Do this:
Look for the string "ZONA" in every line, and copy each line that has it.

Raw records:
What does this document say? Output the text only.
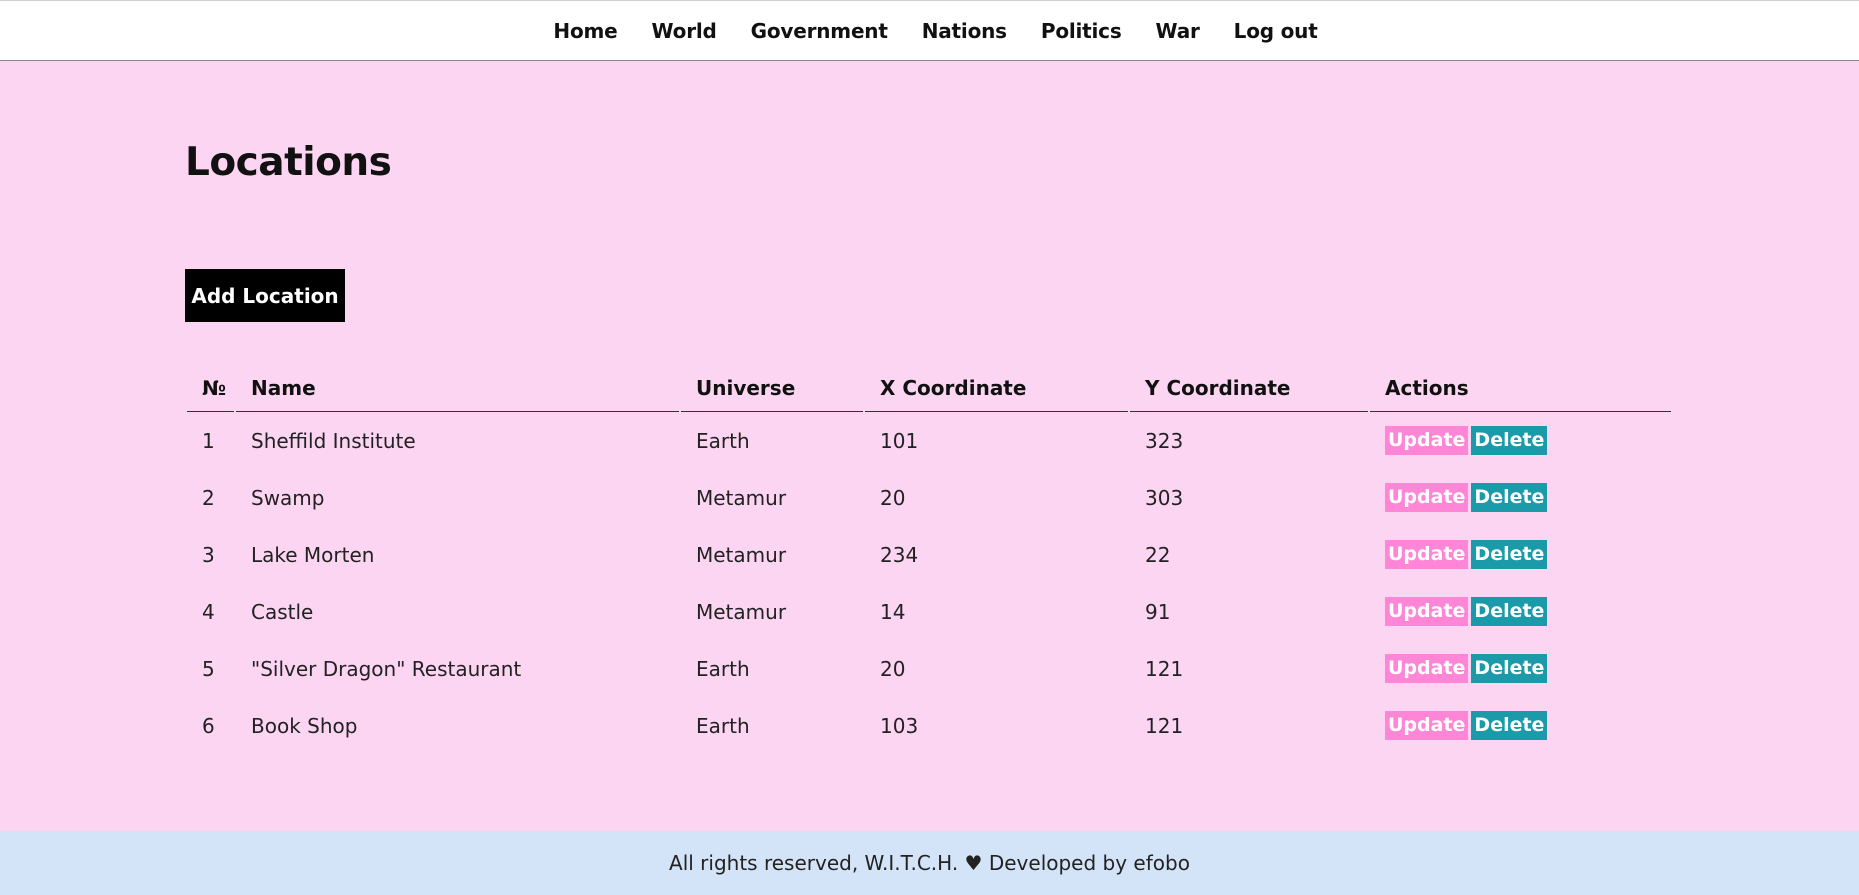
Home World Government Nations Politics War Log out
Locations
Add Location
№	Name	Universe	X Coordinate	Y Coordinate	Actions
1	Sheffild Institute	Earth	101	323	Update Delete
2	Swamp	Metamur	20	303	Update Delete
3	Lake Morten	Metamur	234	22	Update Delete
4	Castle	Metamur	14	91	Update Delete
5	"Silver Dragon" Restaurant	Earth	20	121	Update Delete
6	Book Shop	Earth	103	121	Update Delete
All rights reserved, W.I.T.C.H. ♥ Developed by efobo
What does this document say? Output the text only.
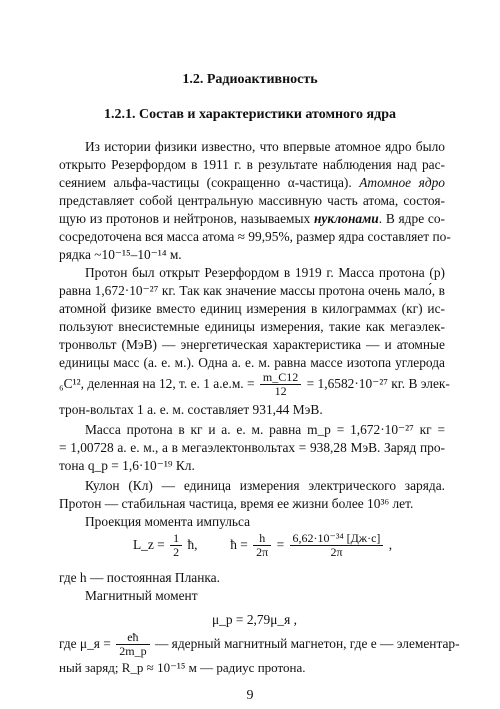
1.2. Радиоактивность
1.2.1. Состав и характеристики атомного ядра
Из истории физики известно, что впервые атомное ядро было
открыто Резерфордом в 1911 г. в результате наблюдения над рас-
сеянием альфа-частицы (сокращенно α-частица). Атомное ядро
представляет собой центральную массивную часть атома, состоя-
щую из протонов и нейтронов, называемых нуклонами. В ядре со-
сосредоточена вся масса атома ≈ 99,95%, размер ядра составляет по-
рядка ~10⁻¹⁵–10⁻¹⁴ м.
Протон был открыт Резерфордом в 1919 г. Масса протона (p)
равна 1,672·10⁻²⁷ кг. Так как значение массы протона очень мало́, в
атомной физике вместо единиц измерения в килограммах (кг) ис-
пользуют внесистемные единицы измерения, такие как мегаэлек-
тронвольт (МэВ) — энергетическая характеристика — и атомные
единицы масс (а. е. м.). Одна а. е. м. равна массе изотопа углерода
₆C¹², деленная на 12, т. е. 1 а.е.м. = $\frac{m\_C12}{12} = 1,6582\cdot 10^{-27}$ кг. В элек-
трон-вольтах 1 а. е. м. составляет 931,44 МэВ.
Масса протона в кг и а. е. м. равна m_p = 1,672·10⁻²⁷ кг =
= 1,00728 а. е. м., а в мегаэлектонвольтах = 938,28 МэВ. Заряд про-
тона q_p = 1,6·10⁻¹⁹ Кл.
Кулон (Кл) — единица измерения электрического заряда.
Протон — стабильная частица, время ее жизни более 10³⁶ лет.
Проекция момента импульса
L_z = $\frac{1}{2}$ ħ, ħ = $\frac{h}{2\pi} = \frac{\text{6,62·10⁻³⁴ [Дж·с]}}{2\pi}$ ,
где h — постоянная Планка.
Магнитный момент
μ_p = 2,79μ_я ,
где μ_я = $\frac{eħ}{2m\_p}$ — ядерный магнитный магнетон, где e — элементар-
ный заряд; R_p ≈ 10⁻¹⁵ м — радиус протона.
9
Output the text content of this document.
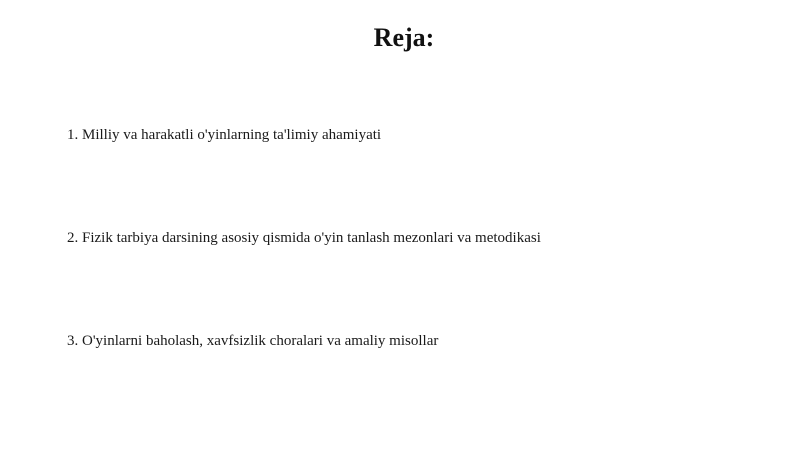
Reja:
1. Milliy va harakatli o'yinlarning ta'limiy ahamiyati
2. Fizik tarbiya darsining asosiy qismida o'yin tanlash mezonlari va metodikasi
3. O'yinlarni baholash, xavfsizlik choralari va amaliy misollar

==

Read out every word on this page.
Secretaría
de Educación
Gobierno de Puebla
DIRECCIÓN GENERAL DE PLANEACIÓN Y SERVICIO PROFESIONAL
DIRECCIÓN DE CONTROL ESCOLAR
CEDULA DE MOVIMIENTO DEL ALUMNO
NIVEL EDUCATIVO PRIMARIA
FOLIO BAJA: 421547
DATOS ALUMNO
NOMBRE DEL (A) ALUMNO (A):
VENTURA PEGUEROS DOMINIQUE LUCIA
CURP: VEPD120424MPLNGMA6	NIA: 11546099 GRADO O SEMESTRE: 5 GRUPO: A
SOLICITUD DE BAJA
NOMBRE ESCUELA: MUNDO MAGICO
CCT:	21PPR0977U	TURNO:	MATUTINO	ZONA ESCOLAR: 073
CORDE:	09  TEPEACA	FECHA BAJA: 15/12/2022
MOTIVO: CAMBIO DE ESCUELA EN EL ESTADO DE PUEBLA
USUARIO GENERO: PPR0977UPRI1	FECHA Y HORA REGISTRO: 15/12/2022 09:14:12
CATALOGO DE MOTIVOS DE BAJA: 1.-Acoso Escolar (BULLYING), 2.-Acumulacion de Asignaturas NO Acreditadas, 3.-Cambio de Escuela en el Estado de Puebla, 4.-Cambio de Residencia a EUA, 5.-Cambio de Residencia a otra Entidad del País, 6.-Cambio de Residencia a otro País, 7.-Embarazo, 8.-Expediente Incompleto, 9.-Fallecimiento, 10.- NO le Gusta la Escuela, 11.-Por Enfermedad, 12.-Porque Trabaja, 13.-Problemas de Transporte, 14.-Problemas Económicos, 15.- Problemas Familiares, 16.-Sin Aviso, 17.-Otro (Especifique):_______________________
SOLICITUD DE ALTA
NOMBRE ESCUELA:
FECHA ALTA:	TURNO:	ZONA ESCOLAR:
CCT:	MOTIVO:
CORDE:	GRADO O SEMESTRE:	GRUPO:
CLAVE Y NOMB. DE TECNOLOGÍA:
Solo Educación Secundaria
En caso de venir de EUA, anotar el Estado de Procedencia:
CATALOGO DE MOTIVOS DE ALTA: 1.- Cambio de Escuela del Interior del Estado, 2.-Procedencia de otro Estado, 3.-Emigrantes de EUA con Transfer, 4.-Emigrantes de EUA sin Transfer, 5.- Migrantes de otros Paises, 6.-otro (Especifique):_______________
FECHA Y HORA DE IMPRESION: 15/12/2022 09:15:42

--

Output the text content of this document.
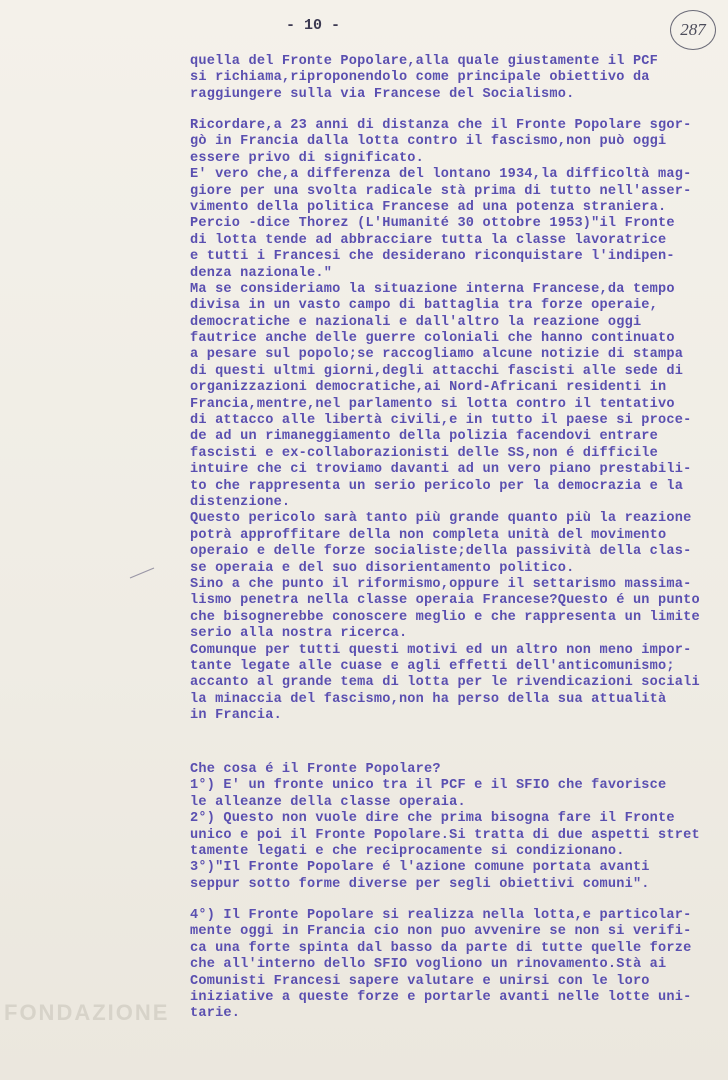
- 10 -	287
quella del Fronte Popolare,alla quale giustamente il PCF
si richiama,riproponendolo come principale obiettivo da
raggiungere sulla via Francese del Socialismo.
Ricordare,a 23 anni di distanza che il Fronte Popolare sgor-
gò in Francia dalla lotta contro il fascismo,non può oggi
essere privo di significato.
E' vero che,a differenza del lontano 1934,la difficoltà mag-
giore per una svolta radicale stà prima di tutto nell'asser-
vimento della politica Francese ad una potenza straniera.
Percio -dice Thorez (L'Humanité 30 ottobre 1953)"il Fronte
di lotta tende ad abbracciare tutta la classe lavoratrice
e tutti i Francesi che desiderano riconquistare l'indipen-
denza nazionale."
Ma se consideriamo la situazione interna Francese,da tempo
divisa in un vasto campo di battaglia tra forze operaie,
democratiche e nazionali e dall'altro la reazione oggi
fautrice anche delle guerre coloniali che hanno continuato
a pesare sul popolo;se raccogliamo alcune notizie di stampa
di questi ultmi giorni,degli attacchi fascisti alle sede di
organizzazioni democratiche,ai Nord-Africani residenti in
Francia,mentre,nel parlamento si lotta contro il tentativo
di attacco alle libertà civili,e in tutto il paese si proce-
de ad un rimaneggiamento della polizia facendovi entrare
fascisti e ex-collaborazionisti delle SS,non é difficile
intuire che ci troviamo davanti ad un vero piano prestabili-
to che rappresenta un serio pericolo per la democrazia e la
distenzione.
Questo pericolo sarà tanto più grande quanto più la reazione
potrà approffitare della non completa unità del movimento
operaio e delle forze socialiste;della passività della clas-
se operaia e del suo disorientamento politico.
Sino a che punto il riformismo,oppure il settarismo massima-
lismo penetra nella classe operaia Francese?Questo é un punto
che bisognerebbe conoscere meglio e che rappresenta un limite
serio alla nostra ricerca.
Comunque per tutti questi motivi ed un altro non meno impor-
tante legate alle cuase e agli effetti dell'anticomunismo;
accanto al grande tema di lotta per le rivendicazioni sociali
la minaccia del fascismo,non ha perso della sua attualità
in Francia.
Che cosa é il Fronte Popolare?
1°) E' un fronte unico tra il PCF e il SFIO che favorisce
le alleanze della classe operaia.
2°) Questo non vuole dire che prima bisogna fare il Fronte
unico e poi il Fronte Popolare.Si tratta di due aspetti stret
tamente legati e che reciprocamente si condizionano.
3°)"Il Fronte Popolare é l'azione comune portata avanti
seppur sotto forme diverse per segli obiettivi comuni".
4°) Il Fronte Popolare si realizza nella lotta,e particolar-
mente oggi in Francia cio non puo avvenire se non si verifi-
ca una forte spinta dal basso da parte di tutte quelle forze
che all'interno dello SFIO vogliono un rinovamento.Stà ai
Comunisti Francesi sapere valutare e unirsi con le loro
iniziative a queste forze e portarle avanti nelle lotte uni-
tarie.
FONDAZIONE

Correct output:
CCT:	21PPR0977U	TURNO:	MATUTINO	ZONA ESCOLAR: 073
FECHA ALTA:	TURNO:	ZONA ESCOLAR:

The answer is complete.